Direction:
Extract every line below that contains the word "heading".

Supplied data:
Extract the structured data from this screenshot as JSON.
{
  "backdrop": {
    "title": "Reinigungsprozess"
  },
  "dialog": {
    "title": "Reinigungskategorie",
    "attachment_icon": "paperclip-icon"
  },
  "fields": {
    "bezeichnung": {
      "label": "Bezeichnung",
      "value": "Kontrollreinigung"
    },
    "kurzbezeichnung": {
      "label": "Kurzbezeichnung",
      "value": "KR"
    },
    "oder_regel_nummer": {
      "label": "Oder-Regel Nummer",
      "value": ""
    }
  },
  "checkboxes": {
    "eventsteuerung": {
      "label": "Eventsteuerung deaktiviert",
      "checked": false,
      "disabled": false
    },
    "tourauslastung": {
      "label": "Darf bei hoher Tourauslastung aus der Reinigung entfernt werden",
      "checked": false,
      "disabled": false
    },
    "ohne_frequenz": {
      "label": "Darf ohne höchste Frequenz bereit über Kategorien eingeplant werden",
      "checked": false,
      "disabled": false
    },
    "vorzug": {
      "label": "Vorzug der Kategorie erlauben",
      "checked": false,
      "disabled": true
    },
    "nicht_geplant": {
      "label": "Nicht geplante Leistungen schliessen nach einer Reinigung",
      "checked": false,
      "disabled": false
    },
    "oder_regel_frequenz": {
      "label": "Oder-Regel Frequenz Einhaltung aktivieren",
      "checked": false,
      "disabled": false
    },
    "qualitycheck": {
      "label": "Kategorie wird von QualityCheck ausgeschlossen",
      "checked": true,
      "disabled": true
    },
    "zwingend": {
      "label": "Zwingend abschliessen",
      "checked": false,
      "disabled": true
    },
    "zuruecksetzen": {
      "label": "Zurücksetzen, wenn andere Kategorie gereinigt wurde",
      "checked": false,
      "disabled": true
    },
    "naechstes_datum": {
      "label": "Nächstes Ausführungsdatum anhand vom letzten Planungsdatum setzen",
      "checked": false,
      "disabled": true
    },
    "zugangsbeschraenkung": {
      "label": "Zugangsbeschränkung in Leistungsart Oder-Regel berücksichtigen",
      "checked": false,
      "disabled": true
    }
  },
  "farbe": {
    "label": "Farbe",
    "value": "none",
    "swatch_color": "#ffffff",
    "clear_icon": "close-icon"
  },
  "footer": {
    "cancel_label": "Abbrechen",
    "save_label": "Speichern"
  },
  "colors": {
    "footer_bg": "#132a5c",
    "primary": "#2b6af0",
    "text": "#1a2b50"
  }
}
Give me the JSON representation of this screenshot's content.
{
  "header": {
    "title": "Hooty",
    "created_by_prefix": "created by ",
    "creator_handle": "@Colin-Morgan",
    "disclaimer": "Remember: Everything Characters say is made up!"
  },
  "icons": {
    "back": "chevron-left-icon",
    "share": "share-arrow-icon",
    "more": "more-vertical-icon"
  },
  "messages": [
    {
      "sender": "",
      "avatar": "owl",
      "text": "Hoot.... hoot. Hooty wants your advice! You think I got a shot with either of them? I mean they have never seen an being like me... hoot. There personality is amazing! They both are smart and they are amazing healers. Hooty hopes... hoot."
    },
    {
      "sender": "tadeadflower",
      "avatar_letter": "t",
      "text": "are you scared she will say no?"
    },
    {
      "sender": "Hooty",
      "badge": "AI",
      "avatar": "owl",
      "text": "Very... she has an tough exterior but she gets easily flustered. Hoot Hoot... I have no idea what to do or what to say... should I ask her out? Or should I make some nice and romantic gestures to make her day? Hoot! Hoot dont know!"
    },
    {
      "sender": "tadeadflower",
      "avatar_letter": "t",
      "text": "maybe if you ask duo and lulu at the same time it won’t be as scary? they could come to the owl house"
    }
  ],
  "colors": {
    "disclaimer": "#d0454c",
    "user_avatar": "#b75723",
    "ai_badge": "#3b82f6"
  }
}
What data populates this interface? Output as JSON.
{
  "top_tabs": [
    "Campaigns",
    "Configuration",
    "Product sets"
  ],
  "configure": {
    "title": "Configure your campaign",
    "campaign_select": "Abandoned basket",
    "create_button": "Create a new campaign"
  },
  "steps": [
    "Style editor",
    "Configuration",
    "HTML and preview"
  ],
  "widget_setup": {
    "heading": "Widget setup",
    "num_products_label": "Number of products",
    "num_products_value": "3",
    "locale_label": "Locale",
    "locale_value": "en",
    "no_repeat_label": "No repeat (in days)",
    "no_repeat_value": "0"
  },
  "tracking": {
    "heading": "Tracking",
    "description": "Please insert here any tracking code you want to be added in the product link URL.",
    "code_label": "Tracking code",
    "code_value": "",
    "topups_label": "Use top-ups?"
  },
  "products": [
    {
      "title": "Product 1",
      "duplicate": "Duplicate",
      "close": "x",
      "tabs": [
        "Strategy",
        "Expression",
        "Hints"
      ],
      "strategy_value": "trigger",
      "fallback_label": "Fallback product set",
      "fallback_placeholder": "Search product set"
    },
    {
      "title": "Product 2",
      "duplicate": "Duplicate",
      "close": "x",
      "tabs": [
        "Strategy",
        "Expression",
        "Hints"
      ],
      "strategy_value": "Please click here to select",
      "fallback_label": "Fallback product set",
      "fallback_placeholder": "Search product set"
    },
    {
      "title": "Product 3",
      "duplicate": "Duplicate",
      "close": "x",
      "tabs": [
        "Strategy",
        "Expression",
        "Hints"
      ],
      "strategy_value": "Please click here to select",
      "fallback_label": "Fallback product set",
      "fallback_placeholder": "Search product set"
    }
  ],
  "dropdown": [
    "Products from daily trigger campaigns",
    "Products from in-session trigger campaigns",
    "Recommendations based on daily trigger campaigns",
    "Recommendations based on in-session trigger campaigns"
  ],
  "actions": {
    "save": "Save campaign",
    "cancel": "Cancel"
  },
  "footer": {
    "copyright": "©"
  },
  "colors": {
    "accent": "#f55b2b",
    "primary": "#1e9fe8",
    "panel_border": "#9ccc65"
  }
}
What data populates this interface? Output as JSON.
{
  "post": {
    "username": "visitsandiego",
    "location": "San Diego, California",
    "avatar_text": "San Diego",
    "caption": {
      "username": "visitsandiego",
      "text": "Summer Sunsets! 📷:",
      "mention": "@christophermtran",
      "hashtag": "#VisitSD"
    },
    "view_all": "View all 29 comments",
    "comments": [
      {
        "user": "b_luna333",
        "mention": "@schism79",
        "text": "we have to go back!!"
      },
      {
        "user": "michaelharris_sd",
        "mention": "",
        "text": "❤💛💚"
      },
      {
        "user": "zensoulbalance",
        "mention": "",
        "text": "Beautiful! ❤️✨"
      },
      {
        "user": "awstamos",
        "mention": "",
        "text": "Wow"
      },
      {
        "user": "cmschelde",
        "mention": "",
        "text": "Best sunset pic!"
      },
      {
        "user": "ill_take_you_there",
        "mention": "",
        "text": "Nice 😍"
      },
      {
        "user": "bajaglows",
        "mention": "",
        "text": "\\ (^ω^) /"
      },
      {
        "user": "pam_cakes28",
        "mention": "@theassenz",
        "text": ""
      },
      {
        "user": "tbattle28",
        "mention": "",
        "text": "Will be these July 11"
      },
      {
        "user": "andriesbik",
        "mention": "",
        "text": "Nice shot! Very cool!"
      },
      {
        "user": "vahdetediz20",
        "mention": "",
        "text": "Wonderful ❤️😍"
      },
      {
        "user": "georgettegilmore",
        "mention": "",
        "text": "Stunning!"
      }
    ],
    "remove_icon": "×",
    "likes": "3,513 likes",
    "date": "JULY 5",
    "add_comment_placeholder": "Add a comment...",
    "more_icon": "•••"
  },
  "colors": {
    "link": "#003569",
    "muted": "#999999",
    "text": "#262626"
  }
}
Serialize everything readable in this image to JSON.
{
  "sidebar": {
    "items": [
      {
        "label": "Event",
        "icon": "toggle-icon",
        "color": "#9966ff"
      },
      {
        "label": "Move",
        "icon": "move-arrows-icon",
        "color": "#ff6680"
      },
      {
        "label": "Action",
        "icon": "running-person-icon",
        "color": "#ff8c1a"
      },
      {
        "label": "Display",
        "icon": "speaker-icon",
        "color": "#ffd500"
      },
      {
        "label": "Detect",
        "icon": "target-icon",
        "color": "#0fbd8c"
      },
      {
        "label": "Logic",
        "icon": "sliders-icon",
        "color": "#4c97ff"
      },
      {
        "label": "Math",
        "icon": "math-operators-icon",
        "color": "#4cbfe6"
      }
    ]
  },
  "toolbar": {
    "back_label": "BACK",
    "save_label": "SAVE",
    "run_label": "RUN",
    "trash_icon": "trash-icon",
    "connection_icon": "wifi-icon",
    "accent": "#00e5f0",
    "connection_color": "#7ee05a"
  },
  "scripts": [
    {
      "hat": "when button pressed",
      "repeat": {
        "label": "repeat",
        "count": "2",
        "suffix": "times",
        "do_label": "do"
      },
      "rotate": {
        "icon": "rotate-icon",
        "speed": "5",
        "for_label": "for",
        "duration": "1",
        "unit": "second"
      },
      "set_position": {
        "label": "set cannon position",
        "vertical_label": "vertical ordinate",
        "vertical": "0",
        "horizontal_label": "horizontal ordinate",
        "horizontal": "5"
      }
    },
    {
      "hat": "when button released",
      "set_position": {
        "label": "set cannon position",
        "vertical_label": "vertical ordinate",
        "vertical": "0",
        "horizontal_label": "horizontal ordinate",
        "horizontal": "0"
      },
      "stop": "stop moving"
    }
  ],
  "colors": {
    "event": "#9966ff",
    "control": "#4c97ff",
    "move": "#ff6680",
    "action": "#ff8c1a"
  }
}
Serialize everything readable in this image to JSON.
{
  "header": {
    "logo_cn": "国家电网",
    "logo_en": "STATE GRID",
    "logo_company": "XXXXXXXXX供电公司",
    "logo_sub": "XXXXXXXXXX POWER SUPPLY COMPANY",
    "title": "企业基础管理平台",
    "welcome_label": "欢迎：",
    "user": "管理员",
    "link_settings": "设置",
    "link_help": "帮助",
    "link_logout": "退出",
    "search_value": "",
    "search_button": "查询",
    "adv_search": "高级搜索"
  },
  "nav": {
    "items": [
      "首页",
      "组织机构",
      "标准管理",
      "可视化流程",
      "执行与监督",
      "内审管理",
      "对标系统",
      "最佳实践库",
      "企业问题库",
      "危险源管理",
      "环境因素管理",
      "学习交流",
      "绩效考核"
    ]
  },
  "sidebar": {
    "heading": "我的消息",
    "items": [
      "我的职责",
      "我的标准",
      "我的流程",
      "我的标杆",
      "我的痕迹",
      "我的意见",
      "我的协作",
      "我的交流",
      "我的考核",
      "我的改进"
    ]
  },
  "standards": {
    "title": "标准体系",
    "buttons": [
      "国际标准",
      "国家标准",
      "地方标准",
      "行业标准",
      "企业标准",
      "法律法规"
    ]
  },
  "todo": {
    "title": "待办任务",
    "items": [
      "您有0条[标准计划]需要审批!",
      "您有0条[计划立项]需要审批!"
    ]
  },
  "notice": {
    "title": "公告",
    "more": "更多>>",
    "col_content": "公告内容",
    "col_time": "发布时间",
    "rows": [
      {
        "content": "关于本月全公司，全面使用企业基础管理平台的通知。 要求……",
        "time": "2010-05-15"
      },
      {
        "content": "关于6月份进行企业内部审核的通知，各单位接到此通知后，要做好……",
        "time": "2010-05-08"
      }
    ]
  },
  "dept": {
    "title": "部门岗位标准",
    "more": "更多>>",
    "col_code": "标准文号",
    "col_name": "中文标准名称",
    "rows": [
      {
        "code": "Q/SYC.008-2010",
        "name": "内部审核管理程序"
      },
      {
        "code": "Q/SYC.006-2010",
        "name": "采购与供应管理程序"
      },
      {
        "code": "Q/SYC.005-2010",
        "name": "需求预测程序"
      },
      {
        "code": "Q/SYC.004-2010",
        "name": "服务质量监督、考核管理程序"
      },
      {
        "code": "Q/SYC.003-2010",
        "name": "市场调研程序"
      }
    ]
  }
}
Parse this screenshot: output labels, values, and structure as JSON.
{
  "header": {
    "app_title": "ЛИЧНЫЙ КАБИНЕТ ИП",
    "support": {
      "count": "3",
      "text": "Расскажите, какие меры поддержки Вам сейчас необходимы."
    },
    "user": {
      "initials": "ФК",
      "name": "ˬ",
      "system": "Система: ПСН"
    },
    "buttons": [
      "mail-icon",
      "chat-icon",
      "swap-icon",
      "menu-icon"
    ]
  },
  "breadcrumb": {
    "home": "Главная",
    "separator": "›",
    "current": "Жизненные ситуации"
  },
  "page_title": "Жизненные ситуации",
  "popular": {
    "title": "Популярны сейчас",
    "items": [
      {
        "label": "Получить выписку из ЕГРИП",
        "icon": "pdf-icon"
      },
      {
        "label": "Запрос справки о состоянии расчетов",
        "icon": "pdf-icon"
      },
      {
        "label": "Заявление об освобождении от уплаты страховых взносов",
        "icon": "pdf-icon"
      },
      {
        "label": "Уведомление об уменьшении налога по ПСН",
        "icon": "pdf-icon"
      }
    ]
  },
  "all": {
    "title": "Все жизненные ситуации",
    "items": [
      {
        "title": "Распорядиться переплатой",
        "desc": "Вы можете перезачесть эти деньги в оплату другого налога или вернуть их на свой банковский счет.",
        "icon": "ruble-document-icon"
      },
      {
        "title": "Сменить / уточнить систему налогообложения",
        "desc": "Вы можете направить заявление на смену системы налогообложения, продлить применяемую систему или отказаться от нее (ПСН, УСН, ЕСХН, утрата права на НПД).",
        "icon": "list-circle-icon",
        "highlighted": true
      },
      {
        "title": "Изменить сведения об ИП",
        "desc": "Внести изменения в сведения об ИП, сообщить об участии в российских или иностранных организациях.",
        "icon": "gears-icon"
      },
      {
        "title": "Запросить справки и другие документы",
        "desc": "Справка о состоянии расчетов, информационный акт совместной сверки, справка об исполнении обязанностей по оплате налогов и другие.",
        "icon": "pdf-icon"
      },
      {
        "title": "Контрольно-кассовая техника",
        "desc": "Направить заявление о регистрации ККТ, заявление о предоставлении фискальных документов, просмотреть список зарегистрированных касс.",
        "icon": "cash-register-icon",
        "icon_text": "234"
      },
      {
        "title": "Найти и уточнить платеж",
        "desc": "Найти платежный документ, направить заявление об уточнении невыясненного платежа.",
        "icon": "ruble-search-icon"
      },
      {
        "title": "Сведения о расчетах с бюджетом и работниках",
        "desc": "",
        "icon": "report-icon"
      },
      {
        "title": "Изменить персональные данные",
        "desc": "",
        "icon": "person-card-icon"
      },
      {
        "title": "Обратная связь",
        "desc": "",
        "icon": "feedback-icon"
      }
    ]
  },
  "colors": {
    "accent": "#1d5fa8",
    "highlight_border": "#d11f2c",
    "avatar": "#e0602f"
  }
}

Solution for this problem:
    "heading": "Widget setup",
    "heading": "Tracking",
    "heading": "我的消息",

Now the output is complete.